[Data entries]

◇ ◇ ◇ ◇

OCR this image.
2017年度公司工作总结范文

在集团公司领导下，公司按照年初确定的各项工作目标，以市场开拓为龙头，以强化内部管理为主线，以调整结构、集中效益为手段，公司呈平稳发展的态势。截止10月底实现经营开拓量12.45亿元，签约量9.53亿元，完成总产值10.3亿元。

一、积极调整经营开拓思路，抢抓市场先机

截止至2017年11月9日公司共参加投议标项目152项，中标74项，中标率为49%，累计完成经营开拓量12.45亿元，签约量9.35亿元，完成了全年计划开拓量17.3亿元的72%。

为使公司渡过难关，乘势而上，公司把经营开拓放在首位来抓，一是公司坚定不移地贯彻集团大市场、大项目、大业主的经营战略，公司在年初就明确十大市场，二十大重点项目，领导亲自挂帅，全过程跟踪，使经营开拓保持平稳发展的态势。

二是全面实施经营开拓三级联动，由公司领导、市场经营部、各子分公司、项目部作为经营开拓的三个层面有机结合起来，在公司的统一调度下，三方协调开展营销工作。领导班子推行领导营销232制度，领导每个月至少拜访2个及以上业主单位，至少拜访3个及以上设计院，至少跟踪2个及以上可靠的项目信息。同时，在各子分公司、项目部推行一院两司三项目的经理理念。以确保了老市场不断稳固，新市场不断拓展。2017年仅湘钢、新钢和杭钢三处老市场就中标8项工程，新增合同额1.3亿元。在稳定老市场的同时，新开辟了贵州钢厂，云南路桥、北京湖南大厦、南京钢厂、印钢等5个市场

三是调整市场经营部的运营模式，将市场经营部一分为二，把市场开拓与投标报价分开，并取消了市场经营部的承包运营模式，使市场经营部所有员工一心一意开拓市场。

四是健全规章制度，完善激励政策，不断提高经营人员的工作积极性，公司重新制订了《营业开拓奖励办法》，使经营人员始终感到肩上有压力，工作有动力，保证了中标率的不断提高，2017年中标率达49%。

◇ ◇ ◇ ◇

From the records above, extract every entry exactly as given.

TASK RESPONSE
OCR this image.
2017年度公司工作总结范文

在集团公司领导下，公司按照年初确定的各项工作目标，以市场开拓为龙头，以强化内部管理为主线，以调整结构、集中效益为手段，公司呈平稳发展的态势。截止10月底实现经营开拓量12.45亿元，签约量9.53亿元，完成总产值10.3亿元。

一、积极调整经营开拓思路，抢抓市场先机

截止至2017年11月9日公司共参加投议标项目152项，中标74项，中标率为49%，累计完成经营开拓量12.45亿元，签约量9.35亿元，完成了全年计划开拓量17.3亿元的72%。

为使公司渡过难关，乘势而上，公司把经营开拓放在首位来抓，一是公司坚定不移地贯彻集团大市场、大项目、大业主的经营战略，公司在年初就明确十大市场，二十大重点项目，领导亲自挂帅，全过程跟踪，使经营开拓保持平稳发展的态势。

二是全面实施经营开拓三级联动，由公司领导、市场经营部、各子分公司、项目部作为经营开拓的三个层面有机结合起来，在公司的统一调度下，三方协调开展营销工作。领导班子推行领导营销232制度，领导每个月至少拜访2个及以上业主单位，至少拜访3个及以上设计院，至少跟踪2个及以上可靠的项目信息。同时，在各子分公司、项目部推行一院两司三项目的经理理念。以确保了老市场不断稳固，新市场不断拓展。2017年仅湘钢、新钢和杭钢三处老市场就中标8项工程，新增合同额1.3亿元。在稳定老市场的同时，新开辟了贵州钢厂，云南路桥、北京湖南大厦、南京钢厂、印钢等5个市场

三是调整市场经营部的运营模式，将市场经营部一分为二，把市场开拓与投标报价分开，并取消了市场经营部的承包运营模式，使市场经营部所有员工一心一意开拓市场。

四是健全规章制度，完善激励政策，不断提高经营人员的工作积极性，公司重新制订了《营业开拓奖励办法》，使经营人员始终感到肩上有压力，工作有动力，保证了中标率的不断提高，2017年中标率达49%。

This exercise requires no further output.